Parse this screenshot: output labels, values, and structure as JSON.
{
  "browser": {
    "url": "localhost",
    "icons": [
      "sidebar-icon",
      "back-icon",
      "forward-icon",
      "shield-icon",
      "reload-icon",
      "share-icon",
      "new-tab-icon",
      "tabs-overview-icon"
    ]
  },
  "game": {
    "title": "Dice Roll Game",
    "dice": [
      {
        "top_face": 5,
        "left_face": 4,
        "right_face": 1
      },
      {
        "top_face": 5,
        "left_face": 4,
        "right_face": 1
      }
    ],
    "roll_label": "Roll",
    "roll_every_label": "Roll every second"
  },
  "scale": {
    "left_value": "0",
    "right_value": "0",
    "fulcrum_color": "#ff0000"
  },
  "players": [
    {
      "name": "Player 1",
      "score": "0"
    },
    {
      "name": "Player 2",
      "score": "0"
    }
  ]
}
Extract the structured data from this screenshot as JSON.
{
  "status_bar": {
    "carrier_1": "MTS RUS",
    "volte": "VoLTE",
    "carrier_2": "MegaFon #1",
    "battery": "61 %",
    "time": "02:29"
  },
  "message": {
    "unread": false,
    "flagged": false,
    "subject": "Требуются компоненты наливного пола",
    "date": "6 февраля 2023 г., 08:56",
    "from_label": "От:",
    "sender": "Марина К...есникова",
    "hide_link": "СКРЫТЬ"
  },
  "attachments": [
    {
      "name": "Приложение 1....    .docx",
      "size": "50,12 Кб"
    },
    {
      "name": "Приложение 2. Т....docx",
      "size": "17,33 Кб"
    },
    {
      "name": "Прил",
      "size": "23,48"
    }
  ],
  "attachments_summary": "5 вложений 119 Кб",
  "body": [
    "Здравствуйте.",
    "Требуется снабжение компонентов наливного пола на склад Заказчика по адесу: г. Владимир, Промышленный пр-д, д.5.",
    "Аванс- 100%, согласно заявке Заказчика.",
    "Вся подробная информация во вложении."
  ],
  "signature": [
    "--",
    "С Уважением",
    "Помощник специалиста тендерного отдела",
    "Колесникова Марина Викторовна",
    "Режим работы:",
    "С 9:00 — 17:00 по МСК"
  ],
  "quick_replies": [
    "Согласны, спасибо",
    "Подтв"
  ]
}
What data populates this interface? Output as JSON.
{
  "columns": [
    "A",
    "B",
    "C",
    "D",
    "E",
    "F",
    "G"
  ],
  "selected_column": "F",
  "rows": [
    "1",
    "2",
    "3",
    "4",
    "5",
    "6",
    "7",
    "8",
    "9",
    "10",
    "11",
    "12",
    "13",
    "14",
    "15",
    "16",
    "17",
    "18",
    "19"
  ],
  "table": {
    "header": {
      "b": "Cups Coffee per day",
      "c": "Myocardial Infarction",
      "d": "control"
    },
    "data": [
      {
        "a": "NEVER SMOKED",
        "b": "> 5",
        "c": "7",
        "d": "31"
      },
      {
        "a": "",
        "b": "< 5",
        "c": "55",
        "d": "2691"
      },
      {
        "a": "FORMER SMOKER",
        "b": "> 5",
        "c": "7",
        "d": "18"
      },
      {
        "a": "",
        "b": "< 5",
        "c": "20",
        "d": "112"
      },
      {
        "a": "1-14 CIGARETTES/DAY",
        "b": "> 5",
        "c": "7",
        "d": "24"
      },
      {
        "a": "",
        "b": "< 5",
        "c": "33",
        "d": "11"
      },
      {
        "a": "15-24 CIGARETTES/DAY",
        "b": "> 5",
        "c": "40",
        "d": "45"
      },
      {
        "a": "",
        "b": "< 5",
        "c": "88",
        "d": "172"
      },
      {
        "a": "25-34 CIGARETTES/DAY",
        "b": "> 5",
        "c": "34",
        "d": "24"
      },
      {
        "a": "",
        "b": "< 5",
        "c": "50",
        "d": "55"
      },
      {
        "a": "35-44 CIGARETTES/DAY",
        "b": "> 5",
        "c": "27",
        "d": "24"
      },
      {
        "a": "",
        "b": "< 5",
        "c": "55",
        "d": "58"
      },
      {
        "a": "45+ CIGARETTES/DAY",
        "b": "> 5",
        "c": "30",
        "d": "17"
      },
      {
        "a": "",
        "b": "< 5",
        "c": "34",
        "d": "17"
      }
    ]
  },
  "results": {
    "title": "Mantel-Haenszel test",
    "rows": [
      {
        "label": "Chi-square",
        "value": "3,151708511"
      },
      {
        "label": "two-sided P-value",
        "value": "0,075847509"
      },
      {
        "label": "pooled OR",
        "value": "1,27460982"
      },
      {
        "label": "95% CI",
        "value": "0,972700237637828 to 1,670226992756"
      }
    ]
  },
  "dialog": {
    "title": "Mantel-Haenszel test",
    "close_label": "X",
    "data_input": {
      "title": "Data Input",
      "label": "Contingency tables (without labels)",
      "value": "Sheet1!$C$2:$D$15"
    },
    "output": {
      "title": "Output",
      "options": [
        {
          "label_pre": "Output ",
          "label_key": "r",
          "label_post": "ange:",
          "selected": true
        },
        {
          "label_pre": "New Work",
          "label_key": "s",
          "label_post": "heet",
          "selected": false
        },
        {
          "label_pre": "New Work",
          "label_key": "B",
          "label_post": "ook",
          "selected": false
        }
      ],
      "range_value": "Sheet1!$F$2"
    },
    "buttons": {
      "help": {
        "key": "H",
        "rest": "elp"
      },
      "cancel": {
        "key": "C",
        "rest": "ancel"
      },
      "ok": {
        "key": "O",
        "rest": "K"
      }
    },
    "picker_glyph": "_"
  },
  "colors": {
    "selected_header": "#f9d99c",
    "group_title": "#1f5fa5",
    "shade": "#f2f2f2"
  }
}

• _Goal of the exercise_
From the listing above, reproduce all the lines exactly.

• _Result of the exercise_
Parse this screenshot: output labels, values, and structure as JSON.
{
  "browser": {
    "url": "localhost",
    "icons": [
      "sidebar-icon",
      "back-icon",
      "forward-icon",
      "shield-icon",
      "reload-icon",
      "share-icon",
      "new-tab-icon",
      "tabs-overview-icon"
    ]
  },
  "game": {
    "title": "Dice Roll Game",
    "dice": [
      {
        "top_face": 5,
        "left_face": 4,
        "right_face": 1
      },
      {
        "top_face": 5,
        "left_face": 4,
        "right_face": 1
      }
    ],
    "roll_label": "Roll",
    "roll_every_label": "Roll every second"
  },
  "scale": {
    "left_value": "0",
    "right_value": "0",
    "fulcrum_color": "#ff0000"
  },
  "players": [
    {
      "name": "Player 1",
      "score": "0"
    },
    {
      "name": "Player 2",
      "score": "0"
    }
  ]
}
Extract the structured data from this screenshot as JSON.
{
  "status_bar": {
    "carrier_1": "MTS RUS",
    "volte": "VoLTE",
    "carrier_2": "MegaFon #1",
    "battery": "61 %",
    "time": "02:29"
  },
  "message": {
    "unread": false,
    "flagged": false,
    "subject": "Требуются компоненты наливного пола",
    "date": "6 февраля 2023 г., 08:56",
    "from_label": "От:",
    "sender": "Марина К...есникова",
    "hide_link": "СКРЫТЬ"
  },
  "attachments": [
    {
      "name": "Приложение 1....    .docx",
      "size": "50,12 Кб"
    },
    {
      "name": "Приложение 2. Т....docx",
      "size": "17,33 Кб"
    },
    {
      "name": "Прил",
      "size": "23,48"
    }
  ],
  "attachments_summary": "5 вложений 119 Кб",
  "body": [
    "Здравствуйте.",
    "Требуется снабжение компонентов наливного пола на склад Заказчика по адесу: г. Владимир, Промышленный пр-д, д.5.",
    "Аванс- 100%, согласно заявке Заказчика.",
    "Вся подробная информация во вложении."
  ],
  "signature": [
    "--",
    "С Уважением",
    "Помощник специалиста тендерного отдела",
    "Колесникова Марина Викторовна",
    "Режим работы:",
    "С 9:00 — 17:00 по МСК"
  ],
  "quick_replies": [
    "Согласны, спасибо",
    "Подтв"
  ]
}
What data populates this interface? Output as JSON.
{
  "columns": [
    "A",
    "B",
    "C",
    "D",
    "E",
    "F",
    "G"
  ],
  "selected_column": "F",
  "rows": [
    "1",
    "2",
    "3",
    "4",
    "5",
    "6",
    "7",
    "8",
    "9",
    "10",
    "11",
    "12",
    "13",
    "14",
    "15",
    "16",
    "17",
    "18",
    "19"
  ],
  "table": {
    "header": {
      "b": "Cups Coffee per day",
      "c": "Myocardial Infarction",
      "d": "control"
    },
    "data": [
      {
        "a": "NEVER SMOKED",
        "b": "> 5",
        "c": "7",
        "d": "31"
      },
      {
        "a": "",
        "b": "< 5",
        "c": "55",
        "d": "2691"
      },
      {
        "a": "FORMER SMOKER",
        "b": "> 5",
        "c": "7",
        "d": "18"
      },
      {
        "a": "",
        "b": "< 5",
        "c": "20",
        "d": "112"
      },
      {
        "a": "1-14 CIGARETTES/DAY",
        "b": "> 5",
        "c": "7",
        "d": "24"
      },
      {
        "a": "",
        "b": "< 5",
        "c": "33",
        "d": "11"
      },
      {
        "a": "15-24 CIGARETTES/DAY",
        "b": "> 5",
        "c": "40",
        "d": "45"
      },
      {
        "a": "",
        "b": "< 5",
        "c": "88",
        "d": "172"
      },
      {
        "a": "25-34 CIGARETTES/DAY",
        "b": "> 5",
        "c": "34",
        "d": "24"
      },
      {
        "a": "",
        "b": "< 5",
        "c": "50",
        "d": "55"
      },
      {
        "a": "35-44 CIGARETTES/DAY",
        "b": "> 5",
        "c": "27",
        "d": "24"
      },
      {
        "a": "",
        "b": "< 5",
        "c": "55",
        "d": "58"
      },
      {
        "a": "45+ CIGARETTES/DAY",
        "b": "> 5",
        "c": "30",
        "d": "17"
      },
      {
        "a": "",
        "b": "< 5",
        "c": "34",
        "d": "17"
      }
    ]
  },
  "results": {
    "title": "Mantel-Haenszel test",
    "rows": [
      {
        "label": "Chi-square",
        "value": "3,151708511"
      },
      {
        "label": "two-sided P-value",
        "value": "0,075847509"
      },
      {
        "label": "pooled OR",
        "value": "1,27460982"
      },
      {
        "label": "95% CI",
        "value": "0,972700237637828 to 1,670226992756"
      }
    ]
  },
  "dialog": {
    "title": "Mantel-Haenszel test",
    "close_label": "X",
    "data_input": {
      "title": "Data Input",
      "label": "Contingency tables (without labels)",
      "value": "Sheet1!$C$2:$D$15"
    },
    "output": {
      "title": "Output",
      "options": [
        {
          "label_pre": "Output ",
          "label_key": "r",
          "label_post": "ange:",
          "selected": true
        },
        {
          "label_pre": "New Work",
          "label_key": "s",
          "label_post": "heet",
          "selected": false
        },
        {
          "label_pre": "New Work",
          "label_key": "B",
          "label_post": "ook",
          "selected": false
        }
      ],
      "range_value": "Sheet1!$F$2"
    },
    "buttons": {
      "help": {
        "key": "H",
        "rest": "elp"
      },
      "cancel": {
        "key": "C",
        "rest": "ancel"
      },
      "ok": {
        "key": "O",
        "rest": "K"
      }
    },
    "picker_glyph": "_"
  },
  "colors": {
    "selected_header": "#f9d99c",
    "group_title": "#1f5fa5",
    "shade": "#f2f2f2"
  }
}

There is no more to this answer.